■ **Page**:
-----

Jersey City enacted a similar law last year requiring employers with five or more employees with their principal place of business within Jersey City to post minimum and maximum salary and/or hourly wages as well as benefits in employment advertisements.  The Jersey City law also prohibits employers from screening job applicants based on their salary history or require applicants’ salary history satisfy any minimum or maximum criteria.  Jersey City did not carve out any exemption for temporary help firms.

On December 21, 2022, New York State’s Governor Kathy Hochul signed a state-wide wage transparency law.  Under this law, any employer with four or more employees must include salary ranges, job descriptions (if such job description exists) and general descriptions of other benefits in any employment advertisements where the job opportunity can or will be performed, at least in part, in the State of New York.  Temporary help firms are specifically excluded from the requirements of this law.  This law takes effect in September 2023.

The State of New Jersey does not yet have a state-wide wage transparency law although legislation has been proposed.  The text of the proposed bill applies to all employers with ten or more employees and does not carve out an exception for temporary staffing firms.

If you are a qualifying employer operating in New York City, New York State or Jersey City, New Jersey, review your job advertisement to ensure compliance with the applicable wage transparency law.  Violations can subject employers to civil penalties and fines. 

New Jersey Senate Bill to Affect Temporary Staffing Industry

Today, Governor Murphy signed legislation that will dramatically impact the temporary staffing industry and its workers in the State of New Jersey.

As expressed in the law’s text, the motivation behind the legislation is to bring regulation to an industry that has been largely unregulated and address abuses directed toward temporary workers.  Unions and worker’s rights advocates are celebrating the law’s passage.  Temporary staffing agencies and their clients oppose the bill and continue to express their strong concerns because several of the law’s provisions are likely to create significant financial hardship and confusion upon implementation.

-----

■ **Data listing**:

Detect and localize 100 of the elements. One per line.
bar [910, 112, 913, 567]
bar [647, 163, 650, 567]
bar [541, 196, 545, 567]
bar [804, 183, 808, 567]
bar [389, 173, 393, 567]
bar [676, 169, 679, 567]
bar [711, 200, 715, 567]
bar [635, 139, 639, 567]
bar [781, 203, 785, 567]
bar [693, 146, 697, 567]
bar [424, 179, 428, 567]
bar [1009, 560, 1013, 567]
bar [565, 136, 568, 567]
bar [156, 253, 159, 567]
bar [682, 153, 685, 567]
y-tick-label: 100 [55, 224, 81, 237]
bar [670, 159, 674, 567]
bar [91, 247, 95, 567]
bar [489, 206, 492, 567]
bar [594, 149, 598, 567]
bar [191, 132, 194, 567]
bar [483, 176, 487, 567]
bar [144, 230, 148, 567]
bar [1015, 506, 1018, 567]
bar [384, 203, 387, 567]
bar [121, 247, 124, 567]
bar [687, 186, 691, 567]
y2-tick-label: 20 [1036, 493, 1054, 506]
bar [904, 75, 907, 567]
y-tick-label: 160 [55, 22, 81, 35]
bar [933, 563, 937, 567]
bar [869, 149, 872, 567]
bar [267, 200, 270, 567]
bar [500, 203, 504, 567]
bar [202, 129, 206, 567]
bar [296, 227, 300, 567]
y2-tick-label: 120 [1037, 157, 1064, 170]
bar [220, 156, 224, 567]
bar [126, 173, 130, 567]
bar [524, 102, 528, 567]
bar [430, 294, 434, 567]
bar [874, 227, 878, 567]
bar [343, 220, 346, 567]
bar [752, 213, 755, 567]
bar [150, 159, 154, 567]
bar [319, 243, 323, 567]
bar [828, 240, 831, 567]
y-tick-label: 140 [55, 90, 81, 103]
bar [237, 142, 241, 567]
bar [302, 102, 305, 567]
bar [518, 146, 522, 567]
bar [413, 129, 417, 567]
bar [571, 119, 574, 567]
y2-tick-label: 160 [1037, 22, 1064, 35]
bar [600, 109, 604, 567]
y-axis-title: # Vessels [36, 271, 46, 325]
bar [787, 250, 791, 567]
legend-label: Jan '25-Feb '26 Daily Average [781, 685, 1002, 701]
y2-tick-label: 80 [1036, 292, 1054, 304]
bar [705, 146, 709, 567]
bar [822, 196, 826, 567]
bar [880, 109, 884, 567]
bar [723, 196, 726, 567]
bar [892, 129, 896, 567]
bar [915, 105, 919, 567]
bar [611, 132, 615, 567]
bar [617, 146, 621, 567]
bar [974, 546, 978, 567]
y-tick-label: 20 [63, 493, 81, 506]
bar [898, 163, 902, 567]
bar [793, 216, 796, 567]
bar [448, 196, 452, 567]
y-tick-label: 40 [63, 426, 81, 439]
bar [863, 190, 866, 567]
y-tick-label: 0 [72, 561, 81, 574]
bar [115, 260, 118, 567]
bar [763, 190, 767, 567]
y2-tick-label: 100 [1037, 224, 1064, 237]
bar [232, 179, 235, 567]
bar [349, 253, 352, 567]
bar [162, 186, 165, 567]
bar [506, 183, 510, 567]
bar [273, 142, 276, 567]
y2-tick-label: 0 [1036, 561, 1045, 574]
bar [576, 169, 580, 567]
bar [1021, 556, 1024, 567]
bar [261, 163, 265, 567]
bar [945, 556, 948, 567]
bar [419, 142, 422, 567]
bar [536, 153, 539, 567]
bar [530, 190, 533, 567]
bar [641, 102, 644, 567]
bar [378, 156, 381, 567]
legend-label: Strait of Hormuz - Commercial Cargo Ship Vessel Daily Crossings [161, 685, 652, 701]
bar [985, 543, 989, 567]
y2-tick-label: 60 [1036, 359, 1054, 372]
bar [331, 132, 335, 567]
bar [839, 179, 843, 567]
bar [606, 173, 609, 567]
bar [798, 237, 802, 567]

-----

■ **Task instructions**:
1. In the wage transparency article, on what date did New York State's governor sign the state-wide wage transparency law?
2. Reproduce word for word the part of the wage transparency article between "On December 21, 2022, New" and "temporary staffing firms.", inclusive.
The rows are separate material, apart from the wage transparency article.

■ **Solutions to the tasks**:
1. December 21, 2022.

2.
On December 21, 2022, New York State’s Governor Kathy Hochul signed a state-wide wage transparency law.  Under this law, any employer with four or more employees must include salary ranges, job descriptions (if such job description exists) and general descriptions of other benefits in any employment advertisements where the job opportunity can or will be performed, at least in part, in the State of New York.  Temporary help firms are specifically excluded from the requirements of this law.  This law takes effect in September 2023.

The State of New Jersey does not yet have a state-wide wage transparency law although legislation has been proposed.  The text of the proposed bill applies to all employers with ten or more employees and does not carve out an exception for temporary staffing firms.